▶ WHAT IS NEEDED
Provide nothing beyond the count of lines that include the string "högre".

>>>

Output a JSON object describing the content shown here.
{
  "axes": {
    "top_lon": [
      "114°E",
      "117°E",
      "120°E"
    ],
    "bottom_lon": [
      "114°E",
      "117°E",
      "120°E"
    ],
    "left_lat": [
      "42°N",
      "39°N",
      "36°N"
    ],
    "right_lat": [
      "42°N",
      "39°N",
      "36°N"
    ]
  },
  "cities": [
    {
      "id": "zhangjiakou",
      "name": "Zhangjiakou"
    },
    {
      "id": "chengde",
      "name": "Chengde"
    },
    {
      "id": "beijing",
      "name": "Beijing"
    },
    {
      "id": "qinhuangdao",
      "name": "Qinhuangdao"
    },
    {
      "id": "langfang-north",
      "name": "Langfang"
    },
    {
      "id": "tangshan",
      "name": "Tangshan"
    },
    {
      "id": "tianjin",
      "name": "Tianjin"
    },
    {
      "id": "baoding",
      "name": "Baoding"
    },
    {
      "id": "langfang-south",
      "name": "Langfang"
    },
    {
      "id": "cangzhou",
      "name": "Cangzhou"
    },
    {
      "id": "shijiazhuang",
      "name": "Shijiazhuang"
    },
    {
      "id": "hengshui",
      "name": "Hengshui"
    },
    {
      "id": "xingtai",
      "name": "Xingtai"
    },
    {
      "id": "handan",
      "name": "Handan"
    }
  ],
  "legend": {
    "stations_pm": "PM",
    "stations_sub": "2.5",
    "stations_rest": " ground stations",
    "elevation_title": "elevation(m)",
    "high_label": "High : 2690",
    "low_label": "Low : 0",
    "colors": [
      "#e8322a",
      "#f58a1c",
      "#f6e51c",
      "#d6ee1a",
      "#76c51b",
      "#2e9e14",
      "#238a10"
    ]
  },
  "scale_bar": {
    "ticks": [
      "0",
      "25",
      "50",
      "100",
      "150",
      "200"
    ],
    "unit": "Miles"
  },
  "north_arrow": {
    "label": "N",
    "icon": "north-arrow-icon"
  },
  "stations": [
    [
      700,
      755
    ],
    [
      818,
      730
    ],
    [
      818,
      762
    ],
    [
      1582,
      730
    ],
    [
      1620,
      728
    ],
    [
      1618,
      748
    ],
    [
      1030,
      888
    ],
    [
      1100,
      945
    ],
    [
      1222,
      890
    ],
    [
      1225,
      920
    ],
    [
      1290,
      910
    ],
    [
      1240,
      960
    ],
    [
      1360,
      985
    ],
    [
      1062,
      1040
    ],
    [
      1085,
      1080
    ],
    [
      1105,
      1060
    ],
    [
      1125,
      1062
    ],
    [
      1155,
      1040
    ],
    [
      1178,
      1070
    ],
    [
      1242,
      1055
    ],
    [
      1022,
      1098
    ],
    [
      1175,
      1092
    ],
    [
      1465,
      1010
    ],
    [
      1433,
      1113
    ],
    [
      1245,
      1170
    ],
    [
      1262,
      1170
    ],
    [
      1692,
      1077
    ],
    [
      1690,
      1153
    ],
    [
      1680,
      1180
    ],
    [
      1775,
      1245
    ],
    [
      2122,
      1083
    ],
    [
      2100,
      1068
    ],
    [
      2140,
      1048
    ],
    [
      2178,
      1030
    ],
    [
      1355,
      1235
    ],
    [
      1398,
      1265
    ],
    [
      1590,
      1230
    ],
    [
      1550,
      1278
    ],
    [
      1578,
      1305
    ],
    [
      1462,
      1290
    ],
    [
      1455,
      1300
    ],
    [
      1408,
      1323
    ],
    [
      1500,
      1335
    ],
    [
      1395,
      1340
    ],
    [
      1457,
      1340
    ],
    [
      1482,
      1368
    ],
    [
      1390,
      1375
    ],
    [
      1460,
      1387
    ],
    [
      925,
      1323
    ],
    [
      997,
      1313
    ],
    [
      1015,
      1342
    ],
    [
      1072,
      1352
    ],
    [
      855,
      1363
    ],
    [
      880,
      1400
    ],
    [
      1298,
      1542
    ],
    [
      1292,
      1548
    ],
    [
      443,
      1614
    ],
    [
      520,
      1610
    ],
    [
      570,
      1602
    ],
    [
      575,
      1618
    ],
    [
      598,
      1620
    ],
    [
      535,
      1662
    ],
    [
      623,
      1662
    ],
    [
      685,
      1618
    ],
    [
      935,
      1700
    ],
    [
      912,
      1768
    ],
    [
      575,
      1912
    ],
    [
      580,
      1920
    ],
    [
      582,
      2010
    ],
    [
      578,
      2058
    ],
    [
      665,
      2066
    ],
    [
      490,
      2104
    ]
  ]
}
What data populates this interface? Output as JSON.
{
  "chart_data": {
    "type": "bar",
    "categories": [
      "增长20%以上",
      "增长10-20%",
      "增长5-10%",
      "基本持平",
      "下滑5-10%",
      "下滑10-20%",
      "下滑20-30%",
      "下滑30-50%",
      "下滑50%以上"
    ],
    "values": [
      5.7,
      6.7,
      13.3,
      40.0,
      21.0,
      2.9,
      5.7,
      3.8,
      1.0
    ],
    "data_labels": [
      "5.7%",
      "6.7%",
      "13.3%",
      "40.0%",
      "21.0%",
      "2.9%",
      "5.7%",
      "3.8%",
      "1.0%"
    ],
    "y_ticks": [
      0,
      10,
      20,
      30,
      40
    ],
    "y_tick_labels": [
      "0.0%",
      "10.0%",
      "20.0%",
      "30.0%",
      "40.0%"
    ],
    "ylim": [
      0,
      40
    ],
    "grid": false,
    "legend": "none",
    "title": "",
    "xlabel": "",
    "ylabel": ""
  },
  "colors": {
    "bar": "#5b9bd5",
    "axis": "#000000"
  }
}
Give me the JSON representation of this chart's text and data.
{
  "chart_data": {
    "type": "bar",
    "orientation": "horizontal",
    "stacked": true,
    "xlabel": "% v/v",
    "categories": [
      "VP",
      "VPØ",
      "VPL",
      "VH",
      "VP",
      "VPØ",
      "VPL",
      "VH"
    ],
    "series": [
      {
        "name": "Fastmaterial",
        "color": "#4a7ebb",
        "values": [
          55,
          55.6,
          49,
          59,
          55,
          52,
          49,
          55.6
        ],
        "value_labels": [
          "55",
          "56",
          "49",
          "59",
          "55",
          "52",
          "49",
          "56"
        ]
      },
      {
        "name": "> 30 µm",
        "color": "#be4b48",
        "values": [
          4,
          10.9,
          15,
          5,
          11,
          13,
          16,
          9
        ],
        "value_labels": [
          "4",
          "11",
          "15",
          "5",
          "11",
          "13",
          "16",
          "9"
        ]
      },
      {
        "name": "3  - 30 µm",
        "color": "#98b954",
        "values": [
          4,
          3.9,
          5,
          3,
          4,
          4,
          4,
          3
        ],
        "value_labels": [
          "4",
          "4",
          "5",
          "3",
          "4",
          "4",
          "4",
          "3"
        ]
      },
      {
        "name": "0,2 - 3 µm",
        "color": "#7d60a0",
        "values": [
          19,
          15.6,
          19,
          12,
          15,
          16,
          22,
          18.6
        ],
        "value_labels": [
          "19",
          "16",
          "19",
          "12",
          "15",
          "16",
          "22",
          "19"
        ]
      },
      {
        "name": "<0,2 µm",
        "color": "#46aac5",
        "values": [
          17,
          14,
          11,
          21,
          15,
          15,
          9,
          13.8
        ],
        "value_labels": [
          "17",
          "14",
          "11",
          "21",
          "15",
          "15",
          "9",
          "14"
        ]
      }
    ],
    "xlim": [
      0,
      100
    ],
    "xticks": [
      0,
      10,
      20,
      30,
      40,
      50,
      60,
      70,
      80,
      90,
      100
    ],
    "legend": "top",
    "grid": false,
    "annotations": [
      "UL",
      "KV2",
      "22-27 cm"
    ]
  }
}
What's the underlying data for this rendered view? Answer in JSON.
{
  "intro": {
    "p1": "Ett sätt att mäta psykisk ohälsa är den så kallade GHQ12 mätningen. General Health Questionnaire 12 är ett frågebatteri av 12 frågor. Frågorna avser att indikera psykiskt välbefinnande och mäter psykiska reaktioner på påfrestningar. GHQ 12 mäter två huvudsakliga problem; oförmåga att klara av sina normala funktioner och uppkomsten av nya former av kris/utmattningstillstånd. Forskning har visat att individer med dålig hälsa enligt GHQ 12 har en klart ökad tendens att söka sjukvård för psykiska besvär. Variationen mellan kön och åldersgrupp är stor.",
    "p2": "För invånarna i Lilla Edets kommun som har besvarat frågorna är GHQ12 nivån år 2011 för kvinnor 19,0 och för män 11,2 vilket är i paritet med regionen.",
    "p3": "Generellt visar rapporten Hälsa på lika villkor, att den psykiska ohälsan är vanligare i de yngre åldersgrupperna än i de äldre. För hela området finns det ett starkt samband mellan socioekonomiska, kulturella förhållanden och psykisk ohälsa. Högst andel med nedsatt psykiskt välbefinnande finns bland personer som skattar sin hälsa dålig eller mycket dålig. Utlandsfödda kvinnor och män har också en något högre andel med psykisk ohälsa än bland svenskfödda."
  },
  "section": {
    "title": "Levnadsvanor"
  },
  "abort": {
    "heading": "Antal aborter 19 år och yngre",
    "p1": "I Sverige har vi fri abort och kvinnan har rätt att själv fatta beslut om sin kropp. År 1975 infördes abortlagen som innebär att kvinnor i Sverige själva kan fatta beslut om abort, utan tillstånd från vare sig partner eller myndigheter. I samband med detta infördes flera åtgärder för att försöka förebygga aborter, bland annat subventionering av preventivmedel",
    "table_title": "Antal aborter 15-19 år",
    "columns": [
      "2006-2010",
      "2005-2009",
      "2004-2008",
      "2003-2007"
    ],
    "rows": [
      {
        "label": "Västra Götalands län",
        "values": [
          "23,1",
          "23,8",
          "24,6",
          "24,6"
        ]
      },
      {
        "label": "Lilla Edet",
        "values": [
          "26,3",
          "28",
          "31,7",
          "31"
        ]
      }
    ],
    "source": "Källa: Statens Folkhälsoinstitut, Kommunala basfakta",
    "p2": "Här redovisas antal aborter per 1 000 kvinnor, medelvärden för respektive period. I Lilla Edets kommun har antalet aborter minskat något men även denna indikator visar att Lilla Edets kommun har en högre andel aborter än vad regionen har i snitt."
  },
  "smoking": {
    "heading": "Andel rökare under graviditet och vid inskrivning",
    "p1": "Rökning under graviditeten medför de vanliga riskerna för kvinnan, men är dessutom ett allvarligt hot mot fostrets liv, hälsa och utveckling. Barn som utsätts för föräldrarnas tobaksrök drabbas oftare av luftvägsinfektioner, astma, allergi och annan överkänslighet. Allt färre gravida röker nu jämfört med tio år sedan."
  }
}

<<<

▶ TASK OUTPUT
2